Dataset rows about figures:

--------------------------------------------------

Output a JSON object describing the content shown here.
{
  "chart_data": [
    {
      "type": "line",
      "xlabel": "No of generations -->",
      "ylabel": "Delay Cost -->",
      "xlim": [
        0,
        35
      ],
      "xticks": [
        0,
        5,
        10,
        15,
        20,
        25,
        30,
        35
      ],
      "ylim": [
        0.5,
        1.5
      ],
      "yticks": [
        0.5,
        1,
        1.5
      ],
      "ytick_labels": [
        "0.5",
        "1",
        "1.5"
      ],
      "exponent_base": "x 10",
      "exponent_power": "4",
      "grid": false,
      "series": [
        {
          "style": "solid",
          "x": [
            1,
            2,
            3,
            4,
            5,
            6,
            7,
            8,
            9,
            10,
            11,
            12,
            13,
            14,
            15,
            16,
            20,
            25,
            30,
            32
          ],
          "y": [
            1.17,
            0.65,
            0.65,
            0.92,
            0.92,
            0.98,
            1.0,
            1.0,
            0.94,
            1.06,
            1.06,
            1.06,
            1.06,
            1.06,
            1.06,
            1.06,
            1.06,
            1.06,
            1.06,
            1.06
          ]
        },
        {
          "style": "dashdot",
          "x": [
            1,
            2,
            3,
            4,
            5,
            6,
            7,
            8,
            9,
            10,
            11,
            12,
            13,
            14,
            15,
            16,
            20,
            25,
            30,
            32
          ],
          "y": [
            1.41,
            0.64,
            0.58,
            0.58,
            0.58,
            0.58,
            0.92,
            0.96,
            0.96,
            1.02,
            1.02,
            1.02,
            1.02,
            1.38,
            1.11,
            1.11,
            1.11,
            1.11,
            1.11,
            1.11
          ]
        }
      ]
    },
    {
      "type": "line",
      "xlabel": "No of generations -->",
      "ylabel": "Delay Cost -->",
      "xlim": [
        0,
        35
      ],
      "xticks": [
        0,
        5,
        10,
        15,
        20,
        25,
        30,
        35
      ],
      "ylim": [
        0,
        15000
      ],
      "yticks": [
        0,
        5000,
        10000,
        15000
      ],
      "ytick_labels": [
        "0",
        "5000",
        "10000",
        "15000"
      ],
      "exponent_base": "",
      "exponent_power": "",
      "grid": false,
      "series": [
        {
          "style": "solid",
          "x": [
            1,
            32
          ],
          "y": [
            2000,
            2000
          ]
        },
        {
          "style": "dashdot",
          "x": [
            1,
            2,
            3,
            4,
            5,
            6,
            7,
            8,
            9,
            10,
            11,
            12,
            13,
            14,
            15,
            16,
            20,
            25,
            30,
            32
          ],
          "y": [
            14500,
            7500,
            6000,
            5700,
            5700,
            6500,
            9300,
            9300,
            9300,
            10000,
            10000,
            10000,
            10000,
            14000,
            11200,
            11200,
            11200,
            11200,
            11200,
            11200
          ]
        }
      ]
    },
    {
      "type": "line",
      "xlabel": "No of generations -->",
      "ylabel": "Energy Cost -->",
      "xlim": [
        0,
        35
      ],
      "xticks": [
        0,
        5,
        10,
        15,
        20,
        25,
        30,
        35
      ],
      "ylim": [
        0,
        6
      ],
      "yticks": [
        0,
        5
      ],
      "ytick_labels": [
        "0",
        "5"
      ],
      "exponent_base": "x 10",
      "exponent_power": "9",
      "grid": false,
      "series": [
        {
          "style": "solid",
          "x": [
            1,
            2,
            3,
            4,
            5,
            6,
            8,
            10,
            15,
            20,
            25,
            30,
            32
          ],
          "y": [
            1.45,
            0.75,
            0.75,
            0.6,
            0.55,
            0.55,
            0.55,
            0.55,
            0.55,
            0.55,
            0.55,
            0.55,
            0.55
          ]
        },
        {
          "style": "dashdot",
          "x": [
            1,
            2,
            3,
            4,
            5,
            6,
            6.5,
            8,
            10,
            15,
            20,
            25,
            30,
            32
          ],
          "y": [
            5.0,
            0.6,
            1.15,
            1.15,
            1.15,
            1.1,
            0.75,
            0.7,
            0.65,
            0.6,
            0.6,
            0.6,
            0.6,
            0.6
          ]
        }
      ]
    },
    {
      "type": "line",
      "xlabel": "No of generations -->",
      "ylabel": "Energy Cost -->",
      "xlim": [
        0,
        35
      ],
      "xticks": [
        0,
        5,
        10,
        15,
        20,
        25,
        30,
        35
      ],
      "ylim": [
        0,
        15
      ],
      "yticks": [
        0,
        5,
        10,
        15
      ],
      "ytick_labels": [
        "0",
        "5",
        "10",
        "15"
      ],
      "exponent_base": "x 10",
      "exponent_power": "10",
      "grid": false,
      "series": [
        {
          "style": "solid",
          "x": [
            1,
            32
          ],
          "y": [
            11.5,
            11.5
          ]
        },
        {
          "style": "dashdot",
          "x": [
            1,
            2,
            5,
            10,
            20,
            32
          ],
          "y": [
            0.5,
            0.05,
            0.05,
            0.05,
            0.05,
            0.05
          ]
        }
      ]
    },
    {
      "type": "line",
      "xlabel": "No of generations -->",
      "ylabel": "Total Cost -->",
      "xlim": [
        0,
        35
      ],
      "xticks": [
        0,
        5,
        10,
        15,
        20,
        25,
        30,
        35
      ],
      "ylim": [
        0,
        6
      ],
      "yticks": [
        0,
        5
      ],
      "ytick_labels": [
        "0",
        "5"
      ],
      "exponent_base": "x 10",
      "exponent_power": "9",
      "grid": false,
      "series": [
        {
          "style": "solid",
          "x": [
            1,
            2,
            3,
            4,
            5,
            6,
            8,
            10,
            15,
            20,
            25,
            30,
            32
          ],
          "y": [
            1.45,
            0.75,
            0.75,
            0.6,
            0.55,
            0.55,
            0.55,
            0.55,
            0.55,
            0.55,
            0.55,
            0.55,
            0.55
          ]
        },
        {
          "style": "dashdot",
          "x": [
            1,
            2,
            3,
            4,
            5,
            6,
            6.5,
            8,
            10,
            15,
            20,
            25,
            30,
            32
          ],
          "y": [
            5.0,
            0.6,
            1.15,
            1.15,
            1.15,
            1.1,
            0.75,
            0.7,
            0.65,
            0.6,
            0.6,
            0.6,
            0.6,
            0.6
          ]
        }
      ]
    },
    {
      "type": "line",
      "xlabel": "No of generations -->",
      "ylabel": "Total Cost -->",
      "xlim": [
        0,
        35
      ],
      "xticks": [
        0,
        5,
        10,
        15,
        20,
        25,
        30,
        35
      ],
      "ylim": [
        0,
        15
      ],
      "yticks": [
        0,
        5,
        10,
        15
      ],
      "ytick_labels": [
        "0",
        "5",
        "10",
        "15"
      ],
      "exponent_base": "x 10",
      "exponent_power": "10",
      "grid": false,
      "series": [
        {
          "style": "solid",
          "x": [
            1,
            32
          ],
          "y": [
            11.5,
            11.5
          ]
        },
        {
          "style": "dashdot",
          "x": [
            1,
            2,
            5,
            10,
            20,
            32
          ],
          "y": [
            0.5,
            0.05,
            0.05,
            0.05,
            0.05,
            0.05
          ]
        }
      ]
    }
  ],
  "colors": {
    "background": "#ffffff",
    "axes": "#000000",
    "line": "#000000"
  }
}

--------------------------------------------------

Set exercise
Take the entries above and transcribe them exactly.

Output for this exercise
Output a JSON object describing the content shown here.
{
  "chart_data": [
    {
      "type": "line",
      "xlabel": "No of generations -->",
      "ylabel": "Delay Cost -->",
      "xlim": [
        0,
        35
      ],
      "xticks": [
        0,
        5,
        10,
        15,
        20,
        25,
        30,
        35
      ],
      "ylim": [
        0.5,
        1.5
      ],
      "yticks": [
        0.5,
        1,
        1.5
      ],
      "ytick_labels": [
        "0.5",
        "1",
        "1.5"
      ],
      "exponent_base": "x 10",
      "exponent_power": "4",
      "grid": false,
      "series": [
        {
          "style": "solid",
          "x": [
            1,
            2,
            3,
            4,
            5,
            6,
            7,
            8,
            9,
            10,
            11,
            12,
            13,
            14,
            15,
            16,
            20,
            25,
            30,
            32
          ],
          "y": [
            1.17,
            0.65,
            0.65,
            0.92,
            0.92,
            0.98,
            1.0,
            1.0,
            0.94,
            1.06,
            1.06,
            1.06,
            1.06,
            1.06,
            1.06,
            1.06,
            1.06,
            1.06,
            1.06,
            1.06
          ]
        },
        {
          "style": "dashdot",
          "x": [
            1,
            2,
            3,
            4,
            5,
            6,
            7,
            8,
            9,
            10,
            11,
            12,
            13,
            14,
            15,
            16,
            20,
            25,
            30,
            32
          ],
          "y": [
            1.41,
            0.64,
            0.58,
            0.58,
            0.58,
            0.58,
            0.92,
            0.96,
            0.96,
            1.02,
            1.02,
            1.02,
            1.02,
            1.38,
            1.11,
            1.11,
            1.11,
            1.11,
            1.11,
            1.11
          ]
        }
      ]
    },
    {
      "type": "line",
      "xlabel": "No of generations -->",
      "ylabel": "Delay Cost -->",
      "xlim": [
        0,
        35
      ],
      "xticks": [
        0,
        5,
        10,
        15,
        20,
        25,
        30,
        35
      ],
      "ylim": [
        0,
        15000
      ],
      "yticks": [
        0,
        5000,
        10000,
        15000
      ],
      "ytick_labels": [
        "0",
        "5000",
        "10000",
        "15000"
      ],
      "exponent_base": "",
      "exponent_power": "",
      "grid": false,
      "series": [
        {
          "style": "solid",
          "x": [
            1,
            32
          ],
          "y": [
            2000,
            2000
          ]
        },
        {
          "style": "dashdot",
          "x": [
            1,
            2,
            3,
            4,
            5,
            6,
            7,
            8,
            9,
            10,
            11,
            12,
            13,
            14,
            15,
            16,
            20,
            25,
            30,
            32
          ],
          "y": [
            14500,
            7500,
            6000,
            5700,
            5700,
            6500,
            9300,
            9300,
            9300,
            10000,
            10000,
            10000,
            10000,
            14000,
            11200,
            11200,
            11200,
            11200,
            11200,
            11200
          ]
        }
      ]
    },
    {
      "type": "line",
      "xlabel": "No of generations -->",
      "ylabel": "Energy Cost -->",
      "xlim": [
        0,
        35
      ],
      "xticks": [
        0,
        5,
        10,
        15,
        20,
        25,
        30,
        35
      ],
      "ylim": [
        0,
        6
      ],
      "yticks": [
        0,
        5
      ],
      "ytick_labels": [
        "0",
        "5"
      ],
      "exponent_base": "x 10",
      "exponent_power": "9",
      "grid": false,
      "series": [
        {
          "style": "solid",
          "x": [
            1,
            2,
            3,
            4,
            5,
            6,
            8,
            10,
            15,
            20,
            25,
            30,
            32
          ],
          "y": [
            1.45,
            0.75,
            0.75,
            0.6,
            0.55,
            0.55,
            0.55,
            0.55,
            0.55,
            0.55,
            0.55,
            0.55,
            0.55
          ]
        },
        {
          "style": "dashdot",
          "x": [
            1,
            2,
            3,
            4,
            5,
            6,
            6.5,
            8,
            10,
            15,
            20,
            25,
            30,
            32
          ],
          "y": [
            5.0,
            0.6,
            1.15,
            1.15,
            1.15,
            1.1,
            0.75,
            0.7,
            0.65,
            0.6,
            0.6,
            0.6,
            0.6,
            0.6
          ]
        }
      ]
    },
    {
      "type": "line",
      "xlabel": "No of generations -->",
      "ylabel": "Energy Cost -->",
      "xlim": [
        0,
        35
      ],
      "xticks": [
        0,
        5,
        10,
        15,
        20,
        25,
        30,
        35
      ],
      "ylim": [
        0,
        15
      ],
      "yticks": [
        0,
        5,
        10,
        15
      ],
      "ytick_labels": [
        "0",
        "5",
        "10",
        "15"
      ],
      "exponent_base": "x 10",
      "exponent_power": "10",
      "grid": false,
      "series": [
        {
          "style": "solid",
          "x": [
            1,
            32
          ],
          "y": [
            11.5,
            11.5
          ]
        },
        {
          "style": "dashdot",
          "x": [
            1,
            2,
            5,
            10,
            20,
            32
          ],
          "y": [
            0.5,
            0.05,
            0.05,
            0.05,
            0.05,
            0.05
          ]
        }
      ]
    },
    {
      "type": "line",
      "xlabel": "No of generations -->",
      "ylabel": "Total Cost -->",
      "xlim": [
        0,
        35
      ],
      "xticks": [
        0,
        5,
        10,
        15,
        20,
        25,
        30,
        35
      ],
      "ylim": [
        0,
        6
      ],
      "yticks": [
        0,
        5
      ],
      "ytick_labels": [
        "0",
        "5"
      ],
      "exponent_base": "x 10",
      "exponent_power": "9",
      "grid": false,
      "series": [
        {
          "style": "solid",
          "x": [
            1,
            2,
            3,
            4,
            5,
            6,
            8,
            10,
            15,
            20,
            25,
            30,
            32
          ],
          "y": [
            1.45,
            0.75,
            0.75,
            0.6,
            0.55,
            0.55,
            0.55,
            0.55,
            0.55,
            0.55,
            0.55,
            0.55,
            0.55
          ]
        },
        {
          "style": "dashdot",
          "x": [
            1,
            2,
            3,
            4,
            5,
            6,
            6.5,
            8,
            10,
            15,
            20,
            25,
            30,
            32
          ],
          "y": [
            5.0,
            0.6,
            1.15,
            1.15,
            1.15,
            1.1,
            0.75,
            0.7,
            0.65,
            0.6,
            0.6,
            0.6,
            0.6,
            0.6
          ]
        }
      ]
    },
    {
      "type": "line",
      "xlabel": "No of generations -->",
      "ylabel": "Total Cost -->",
      "xlim": [
        0,
        35
      ],
      "xticks": [
        0,
        5,
        10,
        15,
        20,
        25,
        30,
        35
      ],
      "ylim": [
        0,
        15
      ],
      "yticks": [
        0,
        5,
        10,
        15
      ],
      "ytick_labels": [
        "0",
        "5",
        "10",
        "15"
      ],
      "exponent_base": "x 10",
      "exponent_power": "10",
      "grid": false,
      "series": [
        {
          "style": "solid",
          "x": [
            1,
            32
          ],
          "y": [
            11.5,
            11.5
          ]
        },
        {
          "style": "dashdot",
          "x": [
            1,
            2,
            5,
            10,
            20,
            32
          ],
          "y": [
            0.5,
            0.05,
            0.05,
            0.05,
            0.05,
            0.05
          ]
        }
      ]
    }
  ],
  "colors": {
    "background": "#ffffff",
    "axes": "#000000",
    "line": "#000000"
  }
}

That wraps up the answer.